--- begin STORED DATA ---

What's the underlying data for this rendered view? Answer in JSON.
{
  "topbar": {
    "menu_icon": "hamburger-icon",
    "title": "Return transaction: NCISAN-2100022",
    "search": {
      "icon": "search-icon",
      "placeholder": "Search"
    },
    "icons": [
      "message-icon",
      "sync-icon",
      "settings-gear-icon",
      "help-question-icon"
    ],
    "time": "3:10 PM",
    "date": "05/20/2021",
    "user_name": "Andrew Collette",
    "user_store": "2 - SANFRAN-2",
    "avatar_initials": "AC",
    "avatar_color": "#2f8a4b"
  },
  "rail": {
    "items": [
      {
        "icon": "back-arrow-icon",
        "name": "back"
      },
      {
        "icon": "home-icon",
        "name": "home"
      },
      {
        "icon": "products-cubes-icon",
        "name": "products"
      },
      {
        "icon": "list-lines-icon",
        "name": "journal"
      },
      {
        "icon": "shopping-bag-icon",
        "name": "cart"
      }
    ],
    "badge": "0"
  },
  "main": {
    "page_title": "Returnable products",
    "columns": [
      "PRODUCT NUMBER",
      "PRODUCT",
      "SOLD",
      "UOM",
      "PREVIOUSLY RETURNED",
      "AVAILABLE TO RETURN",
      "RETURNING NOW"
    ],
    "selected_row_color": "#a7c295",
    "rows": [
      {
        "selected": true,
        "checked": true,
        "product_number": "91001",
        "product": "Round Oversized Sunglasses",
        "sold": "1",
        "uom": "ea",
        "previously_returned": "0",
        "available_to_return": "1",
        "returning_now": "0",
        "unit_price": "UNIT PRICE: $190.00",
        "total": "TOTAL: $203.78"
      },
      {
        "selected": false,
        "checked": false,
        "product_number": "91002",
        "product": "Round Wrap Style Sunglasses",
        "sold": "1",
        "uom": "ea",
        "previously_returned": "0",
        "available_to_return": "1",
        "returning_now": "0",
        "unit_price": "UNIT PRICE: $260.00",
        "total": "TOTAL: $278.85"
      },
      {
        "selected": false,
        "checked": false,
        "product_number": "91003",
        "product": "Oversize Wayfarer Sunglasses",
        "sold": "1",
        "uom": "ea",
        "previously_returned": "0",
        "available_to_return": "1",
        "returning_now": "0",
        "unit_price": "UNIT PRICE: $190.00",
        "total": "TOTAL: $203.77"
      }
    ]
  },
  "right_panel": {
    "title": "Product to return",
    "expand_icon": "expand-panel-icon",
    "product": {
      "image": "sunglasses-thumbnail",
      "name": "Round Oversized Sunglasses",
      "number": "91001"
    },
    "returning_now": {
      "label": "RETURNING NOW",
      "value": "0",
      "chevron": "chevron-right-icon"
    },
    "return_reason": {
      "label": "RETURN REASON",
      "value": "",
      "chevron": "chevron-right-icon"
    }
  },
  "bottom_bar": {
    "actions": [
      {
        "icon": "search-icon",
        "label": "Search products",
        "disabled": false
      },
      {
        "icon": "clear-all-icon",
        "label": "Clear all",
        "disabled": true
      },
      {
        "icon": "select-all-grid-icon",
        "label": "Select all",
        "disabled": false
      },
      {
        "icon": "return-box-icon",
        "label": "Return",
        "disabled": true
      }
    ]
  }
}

--- end STORED DATA ---

> TASK DESCRIPTION
From the entries above, list each line with "Round" in it.

> TASK ANSWER
        "product": "Round Oversized Sunglasses",
        "product": "Round Wrap Style Sunglasses",
      "name": "Round Oversized Sunglasses",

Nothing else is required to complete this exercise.